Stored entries
==*==

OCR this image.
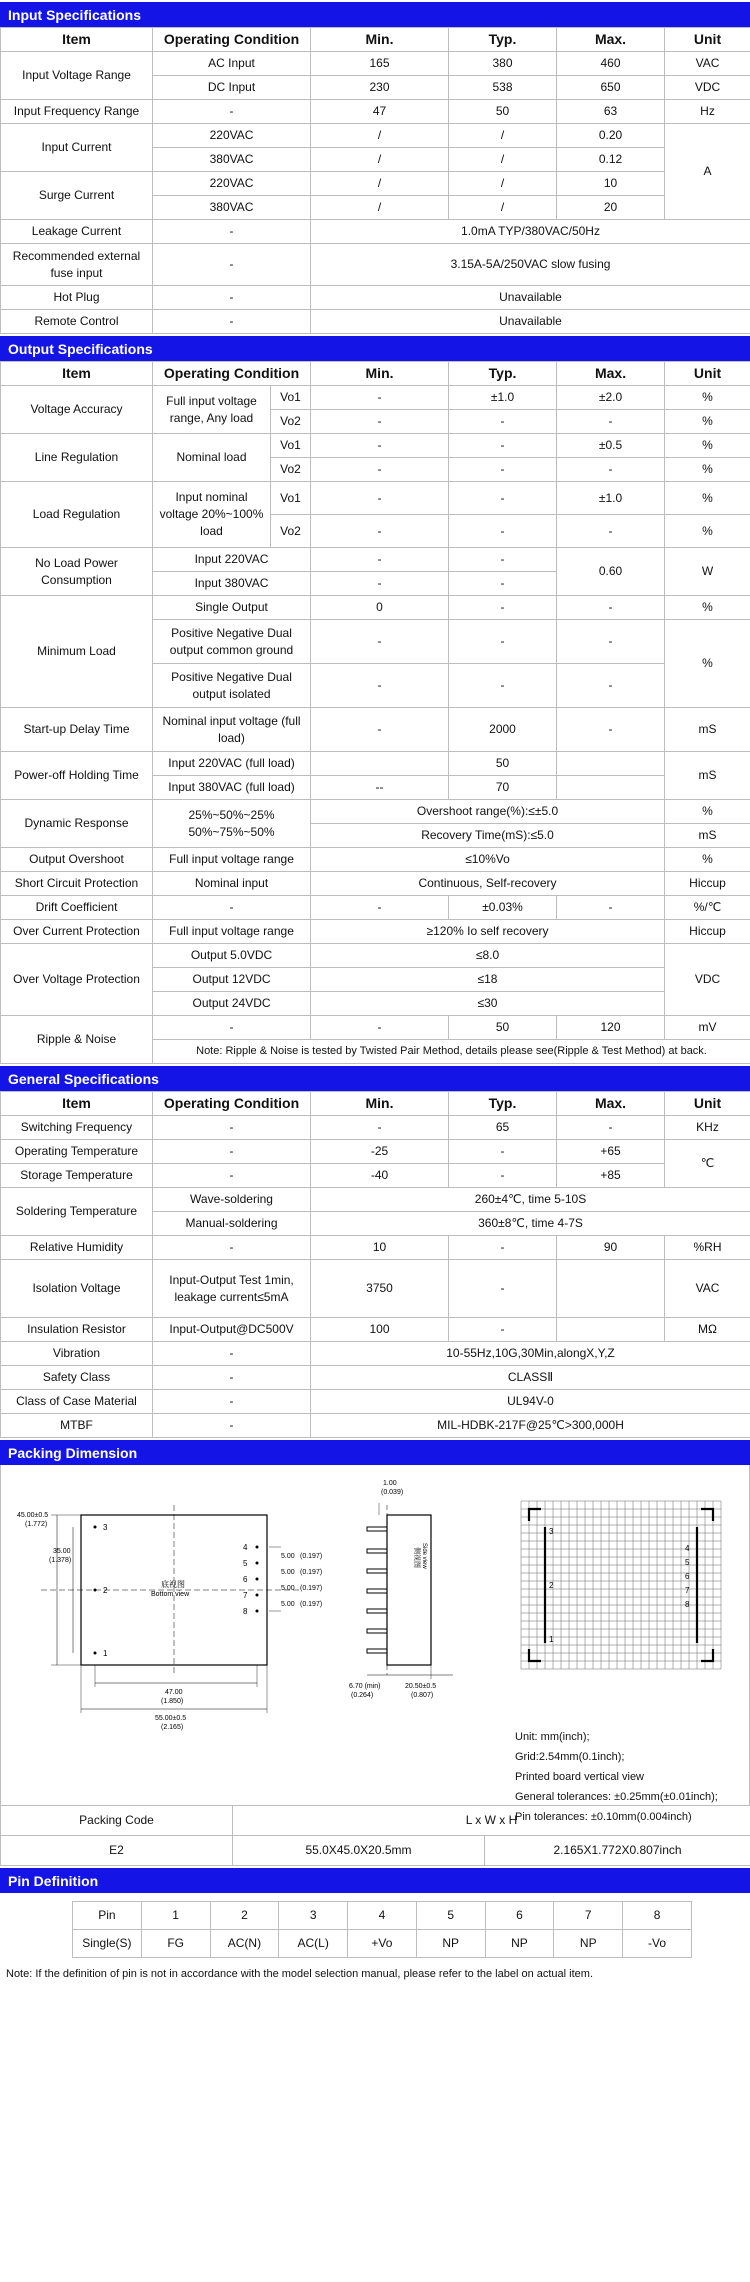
Input Specifications
Item	Operating Condition	Min.	Typ.	Max.	Unit
Input Voltage Range	AC Input	165	380	460	VAC
	DC Input	230	538	650	VDC
Input Frequency Range	-	47	50	63	Hz
Input Current	220VAC	/	/	0.20	A
	380VAC	/	/	0.12	
Surge Current	220VAC	/	/	10	
	380VAC	/	/	20	
Leakage Current	-	1.0mA TYP/380VAC/50Hz			
Recommended external fuse input	-	3.15A-5A/250VAC slow fusing			
Hot Plug	-	Unavailable			
Remote Control	-	Unavailable			
Output Specifications
Item	Operating Condition		Min.	Typ.	Max.	Unit
Voltage Accuracy	Full input voltage range, Any load	Vo1	-	±1.0	±2.0	%
		Vo2	-	-	-	%
Line Regulation	Nominal load	Vo1	-	-	±0.5	%
		Vo2	-	-	-	%
Load Regulation	Input nominal voltage 20%~100% load	Vo1	-	-	±1.0	%
		Vo2	-	-	-	%
No Load Power Consumption	Input 220VAC		-	-	0.60	W
	Input 380VAC		-	-		
Minimum Load	Single Output		0	-	-	%
	Positive Negative Dual output common ground		-	-	-	%
	Positive Negative Dual output isolated		-	-	-	
Start-up Delay Time	Nominal input voltage (full load)		-	2000	-	mS
Power-off Holding Time	Input 220VAC (full load)			50		mS
	Input 380VAC (full load)		--	70		
Dynamic Response	25%~50%~25% 50%~75%~50%		Overshoot range(%):≤±5.0			%
			Recovery Time(mS):≤5.0			mS
Output Overshoot	Full input voltage range		≤10%Vo			%
Short Circuit Protection	Nominal input		Continuous, Self-recovery			Hiccup
Drift Coefficient	-		-	±0.03%	-	%/℃
Over Current Protection	Full input voltage range		≥120% Io self recovery			Hiccup
Over Voltage Protection	Output 5.0VDC		≤8.0			VDC
	Output 12VDC		≤18			
	Output 24VDC		≤30			
Ripple & Noise	-		-	50	120	mV
	Note: Ripple & Noise is tested by Twisted Pair Method, details please see(Ripple & Test Method) at back.					
General Specifications
Item	Operating Condition	Min.	Typ.	Max.	Unit
Switching Frequency	-	-	65	-	KHz
Operating Temperature	-	-25	-	+65	℃
Storage Temperature	-	-40	-	+85	
Soldering Temperature	Wave-soldering	260±4℃, time 5-10S			
	Manual-soldering	360±8℃, time 4-7S			
Relative Humidity	-	10	-	90	%RH
Isolation Voltage	Input-Output Test 1min, leakage current≤5mA	3750	-		VAC
Insulation Resistor	Input-Output@DC500V	100	-		MΩ
Vibration	-	10-55Hz,10G,30Min,alongX,Y,Z			
Safety Class	-	CLASSⅡ			
Class of Case Material	-	UL94V-0			
MTBF	-	MIL-HDBK-217F@25℃>300,000H			
Packing Dimension
底视图
Bottom view
3
2
1
4
5
6
7
8
5.00 (0.197)
5.00 (0.197)
5.00 (0.197)
5.00 (0.197)
45.00±0.5
(1.772)
35.00
(1.378)
47.00
(1.850)
55.00±0.5
(2.165)
侧视图 Side view
1.00
(0.039)
6.70 (min)
(0.264)
20.50±0.5
(0.807)
3
2
1
4
5
6
7
8
Unit: mm(inch);
Grid:2.54mm(0.1inch);
Printed board vertical view
General tolerances: ±0.25mm(±0.01inch);
Pin tolerances: ±0.10mm(0.004inch)
Packing Code	L x W x H	
E2	55.0X45.0X20.5mm	2.165X1.772X0.807inch
Pin Definition
Pin	1	2	3	4	5	6	7	8
Single(S)	FG	AC(N)	AC(L)	+Vo	NP	NP	NP	-Vo
Note: If the definition of pin is not in accordance with the model selection manual, please refer to the label on actual item.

==*==

| TASK DESCRIPTION |
Pull out each line containing the word "Positive" and copy it.

| ANSWER TO THE EXERCISE |
	Positive Negative Dual output common ground		-	-	-	%
	Positive Negative Dual output isolated		-	-	-	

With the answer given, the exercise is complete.